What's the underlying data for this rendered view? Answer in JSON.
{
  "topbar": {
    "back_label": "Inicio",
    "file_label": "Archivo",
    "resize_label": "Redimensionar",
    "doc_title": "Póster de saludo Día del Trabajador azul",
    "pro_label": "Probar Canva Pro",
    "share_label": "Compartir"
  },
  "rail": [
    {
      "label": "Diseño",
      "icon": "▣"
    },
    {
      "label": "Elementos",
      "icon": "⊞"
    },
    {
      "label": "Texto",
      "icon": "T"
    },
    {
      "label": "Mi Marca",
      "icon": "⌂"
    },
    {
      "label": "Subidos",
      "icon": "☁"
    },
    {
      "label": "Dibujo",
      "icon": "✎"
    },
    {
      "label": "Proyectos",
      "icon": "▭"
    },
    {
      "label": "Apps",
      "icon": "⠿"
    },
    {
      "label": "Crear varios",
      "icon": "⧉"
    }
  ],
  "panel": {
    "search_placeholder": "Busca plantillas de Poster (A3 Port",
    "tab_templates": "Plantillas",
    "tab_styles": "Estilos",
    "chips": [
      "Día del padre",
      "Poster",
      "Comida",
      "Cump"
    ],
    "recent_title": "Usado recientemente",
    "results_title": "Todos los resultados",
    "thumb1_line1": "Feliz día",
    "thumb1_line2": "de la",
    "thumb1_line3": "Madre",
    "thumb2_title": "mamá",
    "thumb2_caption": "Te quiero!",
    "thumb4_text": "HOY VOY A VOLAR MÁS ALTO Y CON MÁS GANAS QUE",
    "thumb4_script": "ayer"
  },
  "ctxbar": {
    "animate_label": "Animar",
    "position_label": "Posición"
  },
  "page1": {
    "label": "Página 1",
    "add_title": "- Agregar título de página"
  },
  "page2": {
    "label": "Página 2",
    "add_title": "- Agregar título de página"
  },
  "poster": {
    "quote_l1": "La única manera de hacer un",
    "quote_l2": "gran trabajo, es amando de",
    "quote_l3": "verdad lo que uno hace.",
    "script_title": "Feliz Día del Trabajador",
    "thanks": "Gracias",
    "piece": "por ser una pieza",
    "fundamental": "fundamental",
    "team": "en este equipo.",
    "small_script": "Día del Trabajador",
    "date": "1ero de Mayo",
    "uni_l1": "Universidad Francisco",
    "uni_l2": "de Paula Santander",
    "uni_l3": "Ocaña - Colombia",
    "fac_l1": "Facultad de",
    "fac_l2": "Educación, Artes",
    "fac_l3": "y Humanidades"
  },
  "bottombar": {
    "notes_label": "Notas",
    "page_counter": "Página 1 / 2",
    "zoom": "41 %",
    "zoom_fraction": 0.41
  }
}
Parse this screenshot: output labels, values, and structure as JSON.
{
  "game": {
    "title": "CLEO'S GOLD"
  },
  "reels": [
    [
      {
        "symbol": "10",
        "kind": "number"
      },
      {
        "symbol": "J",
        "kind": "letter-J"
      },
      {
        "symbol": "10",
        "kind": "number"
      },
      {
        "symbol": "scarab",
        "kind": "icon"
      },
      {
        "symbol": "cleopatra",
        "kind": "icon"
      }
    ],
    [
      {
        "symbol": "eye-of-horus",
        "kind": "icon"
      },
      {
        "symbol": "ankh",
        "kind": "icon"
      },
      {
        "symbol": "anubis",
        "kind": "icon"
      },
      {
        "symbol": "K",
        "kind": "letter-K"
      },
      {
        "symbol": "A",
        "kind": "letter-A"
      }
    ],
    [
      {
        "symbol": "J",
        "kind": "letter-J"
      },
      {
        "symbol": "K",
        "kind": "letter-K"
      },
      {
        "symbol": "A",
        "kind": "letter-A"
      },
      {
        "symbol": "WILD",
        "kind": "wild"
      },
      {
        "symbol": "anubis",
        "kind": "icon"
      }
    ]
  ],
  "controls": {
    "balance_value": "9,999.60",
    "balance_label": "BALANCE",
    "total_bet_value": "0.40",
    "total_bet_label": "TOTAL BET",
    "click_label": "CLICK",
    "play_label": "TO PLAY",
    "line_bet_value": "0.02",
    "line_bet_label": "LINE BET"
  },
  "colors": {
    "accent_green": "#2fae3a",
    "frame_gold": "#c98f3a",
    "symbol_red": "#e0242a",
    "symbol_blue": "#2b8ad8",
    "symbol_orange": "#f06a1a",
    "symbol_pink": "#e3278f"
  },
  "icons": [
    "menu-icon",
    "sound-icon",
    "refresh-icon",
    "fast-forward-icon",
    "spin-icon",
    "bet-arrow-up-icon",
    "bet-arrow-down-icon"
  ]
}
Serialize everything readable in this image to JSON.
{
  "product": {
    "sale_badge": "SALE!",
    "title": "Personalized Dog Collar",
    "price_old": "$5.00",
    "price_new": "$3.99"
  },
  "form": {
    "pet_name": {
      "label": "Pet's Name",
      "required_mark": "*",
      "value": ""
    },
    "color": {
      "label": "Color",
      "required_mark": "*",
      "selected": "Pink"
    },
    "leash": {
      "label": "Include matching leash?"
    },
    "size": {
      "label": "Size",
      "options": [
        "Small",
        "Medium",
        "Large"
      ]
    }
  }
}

▬▬▬▬▬▬▬▬▬▬

■ Required work
Copy each line above where the string "arrow" occurs.

■ Completed exercise
    "bet-arrow-up-icon",
    "bet-arrow-down-icon"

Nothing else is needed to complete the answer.